─── TEXT SEGMENT

Before pouring concrete into assembly jig 12, box structures 34 are placed adjacent to the ends of the cavities of support members 18 and are therefore encased within the concrete when it hardens. Box structures 34 enable adjacent finished wall sections to be attached to form longer sections, by passing clamping bolts through the holes in abutting box sections 34 and using box sections 34 for access to tighten nuts onto the clamping bolts.

The final layer added is concrete 30. Conventional wet concrete is poured into the tray-like container formed by framing members 16 on the edges and insulation sheet 26 as a bottom surface, with wire mesh 28 already in the "tray". Concrete is also poured into and fills the cavities in support members 18, thus forming two new concrete beams 23 and 27, and encasing the ends of concrete studs 20 so that they interlock with new concrete beams 23 and 27.

When concrete 30 hardens it not only covers wire mesh 28 and insulation sheet 26, but it also encapsulates fasteners 24 and the ends and reinforcing rods 29 of concrete studs 20, thereby forming a unitized structure which bonds together the entire wall structure. The encapsulation of the ends of concrete studs 20 and fasteners 24, which were previously cast into the concrete of each concrete stud 20, holds each concrete stud 20 firmly attached to unitized wall section 14.

──────
─── DATA SECTION

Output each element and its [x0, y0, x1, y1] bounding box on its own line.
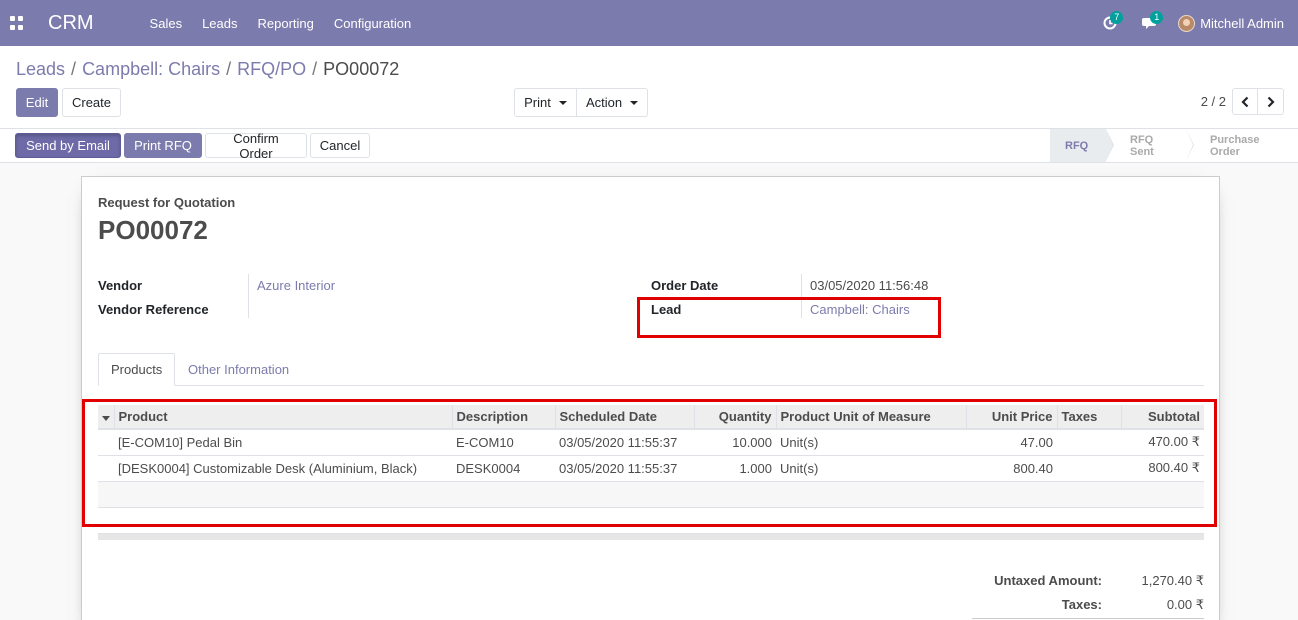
- taxes-value: 0.00 ₹: [1166, 597, 1204, 612]
- activity-button[interactable]: 7: [1090, 0, 1130, 46]
- order-lines-highlight-box: [82, 399, 1217, 527]
- form-sheet: Request for Quotation PO00072 Vendor Azu…: [81, 176, 1220, 620]
- breadcrumb-separator: /: [226, 59, 232, 79]
- apps-menu-icon[interactable]: [10, 16, 24, 30]
- activity-count-badge: 7: [1110, 11, 1124, 24]
- pager-previous[interactable]: [1232, 88, 1258, 115]
- cancel-button[interactable]: Cancel: [310, 133, 370, 158]
- step-arrow: [1106, 129, 1113, 161]
- status-step-label: Purchase Order: [1210, 133, 1260, 158]
- user-menu[interactable]: Mitchell Admin: [1178, 14, 1284, 32]
- order-date-field: 03/05/2020 11:56:48: [810, 278, 929, 293]
- document-title: PO00072: [98, 215, 208, 245]
- pager-next[interactable]: [1258, 88, 1284, 115]
- control-panel: Leads / Campbell: Chairs / RFQ/PO / PO00…: [0, 46, 1298, 129]
- status-step-rfq[interactable]: RFQ: [1050, 129, 1114, 162]
- vendor-reference-label: Vendor Reference: [98, 302, 209, 317]
- print-rfq-button[interactable]: Print RFQ: [124, 133, 202, 158]
- field-divider: [248, 274, 249, 318]
- print-dropdown[interactable]: Print: [514, 88, 577, 117]
- user-name: Mitchell Admin: [1200, 15, 1284, 31]
- caret-down-icon: [630, 100, 639, 105]
- lead-highlight-box: [637, 297, 941, 338]
- tab-products[interactable]: Products: [98, 353, 176, 386]
- status-step-rfq-sent[interactable]: RFQ Sent: [1106, 129, 1194, 162]
- messages-button[interactable]: 1: [1130, 0, 1170, 46]
- breadcrumb-leads[interactable]: Leads: [16, 59, 65, 80]
- breadcrumb-separator: /: [312, 59, 318, 79]
- form-statusbar: Send by Email Print RFQ Confirm Order Ca…: [0, 129, 1298, 163]
- taxes-label: Taxes:: [1061, 597, 1102, 612]
- breadcrumb-separator: /: [71, 59, 77, 79]
- print-label: Print: [524, 95, 551, 110]
- status-step-label: RFQ: [1065, 139, 1089, 152]
- avatar: [1178, 14, 1196, 32]
- pager: 2 / 2: [1201, 88, 1284, 115]
- app-name[interactable]: CRM: [48, 12, 94, 35]
- notebook-tabs: Products Other Information: [98, 353, 1204, 386]
- status-steps: RFQ RFQ Sent Purchase Order: [1050, 129, 1298, 162]
- breadcrumb-current: PO00072: [323, 59, 400, 79]
- table-footer-bar: [98, 534, 1204, 540]
- totals-divider: [972, 618, 1204, 619]
- tab-other-information[interactable]: Other Information: [176, 353, 301, 386]
- untaxed-amount-value: 1,270.40 ₹: [1141, 573, 1205, 588]
- action-label: Action: [585, 95, 623, 110]
- status-step-label: RFQ Sent: [1130, 133, 1154, 158]
- send-by-email-button[interactable]: Send by Email: [15, 133, 121, 158]
- menu-reporting[interactable]: Reporting: [258, 16, 314, 31]
- menu-leads[interactable]: Leads: [202, 16, 237, 31]
- step-arrow: [1186, 129, 1193, 161]
- create-button[interactable]: Create: [62, 88, 121, 117]
- order-date-label: Order Date: [651, 278, 719, 293]
- message-count-badge: 1: [1150, 11, 1164, 24]
- untaxed-amount-label: Untaxed Amount:: [994, 573, 1102, 588]
- breadcrumb-lead[interactable]: Campbell: Chairs: [82, 59, 220, 80]
- vendor-field[interactable]: Azure Interior: [257, 278, 335, 293]
- vendor-label: Vendor: [98, 278, 143, 293]
- document-type: Request for Quotation: [98, 195, 236, 210]
- breadcrumb: Leads / Campbell: Chairs / RFQ/PO / PO00…: [16, 59, 399, 80]
- menu-sales[interactable]: Sales: [150, 16, 183, 31]
- caret-down-icon: [558, 100, 567, 105]
- status-step-purchase-order[interactable]: Purchase Order: [1186, 129, 1298, 162]
- action-dropdown[interactable]: Action: [577, 88, 648, 117]
- menu-configuration[interactable]: Configuration: [334, 16, 411, 31]
- chevron-left-icon: [1241, 96, 1249, 107]
- confirm-order-button[interactable]: Confirm Order: [205, 131, 307, 161]
- breadcrumb-rfq[interactable]: RFQ/PO: [237, 59, 306, 80]
- chevron-right-icon: [1267, 96, 1275, 107]
- top-navbar: CRM Sales Leads Reporting Configuration …: [0, 0, 1298, 46]
- edit-button[interactable]: Edit: [16, 88, 58, 117]
- pager-value[interactable]: 2 / 2: [1201, 94, 1226, 109]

──────

- **PROBLEM DETAILS**
Carry on the passage about casting the concrete wall section, starting after its final sentence. The data come from a different source than the text.

- **RESULT OF THE TASK**
The prior art describes the final step of manufacture of the wall as lifting hardened concrete wall 14 from assembly jig 12 by jacking one edge of wall 14 out of assembly jig 12, and then attaching lifting aids, such as eyebolts, through holes 25 formed in concrete beams 23 and 27 by the use of cores 17.

However, the task of removing finished wall 14 from assembly jig 12 of the prior art is much more difficult than one might suppose. There is a significant tendency for wall 14 to adhere to assembly jig 12 and lock up within it. For example, concrete may leak through the edges of notches 19 cut in support members 18, and such concrete, once hardened, makes removal of wall 14 from assembly jig 12 more difficult.

Moreover, even slight irregularities in the sidewalls of support members 18 also tend to lock wall 14 into assembly jig 12. For instance, if a dent exists in the sidewall of a support member 18, that dent will, depending upon the direction in which it protrudes, either be filled with or surrounded by hardened concrete. Under such circumstances, it is impossible to pull out concrete beam 23 or 27 formed within the support member 18 without chipping, or at least scoring, the concrete beam. Furthermore, even if the damage to the prefabricated concrete wall would be tolerable, rigid support members 18 of assembly jig 12 of the prior art require much more force, more powerful equipment, and more disassembly time than is desirable to remove the finished wall from the assembly jig.

FIG. 2 is a perspective assembly view of the preferred embodiment of a section of the combined frame and support member for an improved assembly jig for constructing prefabricated concrete walls. Combined frame and support member 40 is used instead of the prior art frame and support member with fixed vertical walls, and permits the finished wall to easily be removed from the assembly jig. Removal of the wall is facilitated because, although frame and support member 40 includes cavity 42 which will be filled with concrete to form the upper or lower beam of the finished wall, outer vertical wall 44 and inner vertical wall 46 of cavity 42 are both pivotably attached to base 48. These pivoting connections permit frame and support member 40 to be separated from the hardened concrete of a finished wall, and the wall to be lifted from the assembly jig without difficulty.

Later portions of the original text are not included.